Please find all lines containing "title" in the listing below and copy them.

------------------------------------------------

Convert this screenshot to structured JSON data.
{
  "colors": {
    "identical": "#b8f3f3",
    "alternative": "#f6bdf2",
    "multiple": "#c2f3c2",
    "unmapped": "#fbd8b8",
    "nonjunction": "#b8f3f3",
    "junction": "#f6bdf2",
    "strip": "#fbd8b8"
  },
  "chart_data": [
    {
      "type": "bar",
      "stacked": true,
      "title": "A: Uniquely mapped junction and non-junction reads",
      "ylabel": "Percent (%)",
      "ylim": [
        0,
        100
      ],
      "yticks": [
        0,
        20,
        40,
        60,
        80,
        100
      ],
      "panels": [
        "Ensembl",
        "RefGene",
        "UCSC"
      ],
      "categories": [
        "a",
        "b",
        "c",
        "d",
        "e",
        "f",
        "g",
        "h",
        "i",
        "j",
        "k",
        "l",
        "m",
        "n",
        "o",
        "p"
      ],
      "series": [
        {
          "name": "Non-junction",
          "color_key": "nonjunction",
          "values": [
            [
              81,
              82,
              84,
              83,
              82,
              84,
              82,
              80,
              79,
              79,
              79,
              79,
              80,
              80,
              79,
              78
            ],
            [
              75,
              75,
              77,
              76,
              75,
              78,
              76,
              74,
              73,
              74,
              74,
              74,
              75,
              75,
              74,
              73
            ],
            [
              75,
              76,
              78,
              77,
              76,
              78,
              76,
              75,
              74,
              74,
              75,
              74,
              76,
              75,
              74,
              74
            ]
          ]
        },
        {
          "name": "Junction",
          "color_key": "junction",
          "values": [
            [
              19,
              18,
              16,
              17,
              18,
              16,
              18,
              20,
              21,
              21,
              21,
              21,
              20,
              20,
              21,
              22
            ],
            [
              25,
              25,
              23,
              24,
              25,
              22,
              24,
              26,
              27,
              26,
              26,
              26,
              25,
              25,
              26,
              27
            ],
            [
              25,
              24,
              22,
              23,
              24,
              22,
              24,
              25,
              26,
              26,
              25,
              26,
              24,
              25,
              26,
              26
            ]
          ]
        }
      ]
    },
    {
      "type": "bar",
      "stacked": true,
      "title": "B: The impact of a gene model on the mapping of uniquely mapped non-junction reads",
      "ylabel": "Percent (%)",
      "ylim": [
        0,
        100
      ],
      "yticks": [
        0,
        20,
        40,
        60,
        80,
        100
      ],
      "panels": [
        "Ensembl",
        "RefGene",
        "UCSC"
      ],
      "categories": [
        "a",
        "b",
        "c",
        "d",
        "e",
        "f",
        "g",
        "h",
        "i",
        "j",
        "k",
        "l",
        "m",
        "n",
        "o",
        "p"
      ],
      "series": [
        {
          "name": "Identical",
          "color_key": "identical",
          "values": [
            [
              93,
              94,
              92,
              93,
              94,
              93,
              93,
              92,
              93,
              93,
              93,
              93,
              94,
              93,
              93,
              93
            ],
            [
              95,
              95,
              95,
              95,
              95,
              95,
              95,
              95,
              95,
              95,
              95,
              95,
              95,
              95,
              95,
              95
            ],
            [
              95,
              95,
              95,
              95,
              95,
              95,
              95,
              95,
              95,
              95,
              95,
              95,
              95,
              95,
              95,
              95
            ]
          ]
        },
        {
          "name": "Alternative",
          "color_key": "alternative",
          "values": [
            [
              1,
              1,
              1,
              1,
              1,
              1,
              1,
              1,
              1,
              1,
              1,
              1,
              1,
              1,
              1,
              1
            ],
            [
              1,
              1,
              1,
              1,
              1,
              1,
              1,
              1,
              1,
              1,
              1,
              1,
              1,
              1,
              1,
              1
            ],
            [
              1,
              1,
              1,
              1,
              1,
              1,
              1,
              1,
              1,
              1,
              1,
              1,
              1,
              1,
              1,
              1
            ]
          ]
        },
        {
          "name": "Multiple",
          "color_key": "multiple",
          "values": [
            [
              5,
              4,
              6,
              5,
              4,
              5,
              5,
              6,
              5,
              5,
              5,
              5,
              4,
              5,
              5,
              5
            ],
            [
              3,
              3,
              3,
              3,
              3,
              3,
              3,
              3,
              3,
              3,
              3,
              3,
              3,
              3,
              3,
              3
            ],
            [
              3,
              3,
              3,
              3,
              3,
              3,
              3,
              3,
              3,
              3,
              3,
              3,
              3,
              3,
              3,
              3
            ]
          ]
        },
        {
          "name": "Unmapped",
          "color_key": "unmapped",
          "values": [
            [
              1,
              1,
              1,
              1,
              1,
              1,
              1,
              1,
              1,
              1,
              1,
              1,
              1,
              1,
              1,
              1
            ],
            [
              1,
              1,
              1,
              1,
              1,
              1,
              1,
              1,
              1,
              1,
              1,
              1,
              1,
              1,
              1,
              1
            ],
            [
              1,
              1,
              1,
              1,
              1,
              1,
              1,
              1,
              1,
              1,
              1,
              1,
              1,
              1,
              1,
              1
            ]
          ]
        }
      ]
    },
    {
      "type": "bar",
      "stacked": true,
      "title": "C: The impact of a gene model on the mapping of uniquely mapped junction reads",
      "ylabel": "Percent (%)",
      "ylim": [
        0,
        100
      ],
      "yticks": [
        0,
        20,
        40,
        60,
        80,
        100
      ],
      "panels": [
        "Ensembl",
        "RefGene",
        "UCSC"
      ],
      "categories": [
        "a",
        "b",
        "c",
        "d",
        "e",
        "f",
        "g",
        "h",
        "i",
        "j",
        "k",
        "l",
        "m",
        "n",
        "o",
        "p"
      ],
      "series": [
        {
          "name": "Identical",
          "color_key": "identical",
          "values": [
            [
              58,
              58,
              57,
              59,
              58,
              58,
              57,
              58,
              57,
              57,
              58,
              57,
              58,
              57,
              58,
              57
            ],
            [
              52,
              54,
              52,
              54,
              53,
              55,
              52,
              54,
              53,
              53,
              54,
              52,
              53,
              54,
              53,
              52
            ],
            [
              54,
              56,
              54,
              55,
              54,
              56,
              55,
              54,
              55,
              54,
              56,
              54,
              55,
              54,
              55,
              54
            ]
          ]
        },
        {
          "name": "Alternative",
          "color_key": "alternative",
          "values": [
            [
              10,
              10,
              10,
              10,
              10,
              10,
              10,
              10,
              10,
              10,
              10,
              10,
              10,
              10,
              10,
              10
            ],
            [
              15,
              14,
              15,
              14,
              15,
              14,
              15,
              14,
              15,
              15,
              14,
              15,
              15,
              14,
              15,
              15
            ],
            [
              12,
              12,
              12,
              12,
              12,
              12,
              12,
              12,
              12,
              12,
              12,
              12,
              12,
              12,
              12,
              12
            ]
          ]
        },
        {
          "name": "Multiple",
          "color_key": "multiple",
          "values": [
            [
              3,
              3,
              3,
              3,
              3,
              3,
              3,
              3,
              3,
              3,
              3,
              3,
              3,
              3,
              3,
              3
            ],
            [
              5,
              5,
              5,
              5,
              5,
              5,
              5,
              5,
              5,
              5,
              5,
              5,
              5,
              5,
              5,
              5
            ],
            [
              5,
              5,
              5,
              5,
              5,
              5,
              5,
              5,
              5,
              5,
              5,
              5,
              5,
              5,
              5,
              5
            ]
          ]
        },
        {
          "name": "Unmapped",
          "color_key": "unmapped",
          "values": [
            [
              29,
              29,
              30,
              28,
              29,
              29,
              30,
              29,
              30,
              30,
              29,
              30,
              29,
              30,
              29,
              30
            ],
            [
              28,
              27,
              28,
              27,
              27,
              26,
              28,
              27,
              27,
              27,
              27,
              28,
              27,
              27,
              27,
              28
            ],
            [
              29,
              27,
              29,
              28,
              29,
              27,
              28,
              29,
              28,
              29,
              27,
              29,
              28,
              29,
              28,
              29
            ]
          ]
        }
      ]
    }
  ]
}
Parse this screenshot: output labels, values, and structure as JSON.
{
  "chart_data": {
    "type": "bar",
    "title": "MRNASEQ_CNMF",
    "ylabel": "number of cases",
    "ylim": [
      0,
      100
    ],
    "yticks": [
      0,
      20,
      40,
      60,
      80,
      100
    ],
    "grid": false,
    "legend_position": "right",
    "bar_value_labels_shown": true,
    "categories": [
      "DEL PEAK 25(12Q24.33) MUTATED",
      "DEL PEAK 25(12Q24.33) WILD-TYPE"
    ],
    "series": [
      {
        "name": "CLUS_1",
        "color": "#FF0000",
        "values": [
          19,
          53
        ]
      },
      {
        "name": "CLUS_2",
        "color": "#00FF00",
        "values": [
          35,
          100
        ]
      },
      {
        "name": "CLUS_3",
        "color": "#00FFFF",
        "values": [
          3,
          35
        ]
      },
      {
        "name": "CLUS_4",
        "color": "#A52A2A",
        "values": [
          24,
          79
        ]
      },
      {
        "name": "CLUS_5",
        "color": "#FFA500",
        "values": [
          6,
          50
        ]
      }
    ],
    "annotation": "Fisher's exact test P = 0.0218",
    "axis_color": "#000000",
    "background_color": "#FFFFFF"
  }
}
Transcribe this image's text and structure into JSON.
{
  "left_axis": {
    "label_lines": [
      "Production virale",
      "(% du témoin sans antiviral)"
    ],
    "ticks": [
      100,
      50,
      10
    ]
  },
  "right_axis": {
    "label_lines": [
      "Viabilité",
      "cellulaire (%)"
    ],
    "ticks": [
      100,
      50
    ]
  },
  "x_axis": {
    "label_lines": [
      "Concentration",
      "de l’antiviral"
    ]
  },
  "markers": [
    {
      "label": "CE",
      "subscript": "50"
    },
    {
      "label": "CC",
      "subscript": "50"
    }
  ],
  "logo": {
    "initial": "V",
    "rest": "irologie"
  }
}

------------------------------------------------

**Answer space**
      "title": "A: Uniquely mapped junction and non-junction reads",
      "title": "B: The impact of a gene model on the mapping of uniquely mapped non-junction reads",
      "title": "C: The impact of a gene model on the mapping of uniquely mapped junction reads",
    "title": "MRNASEQ_CNMF",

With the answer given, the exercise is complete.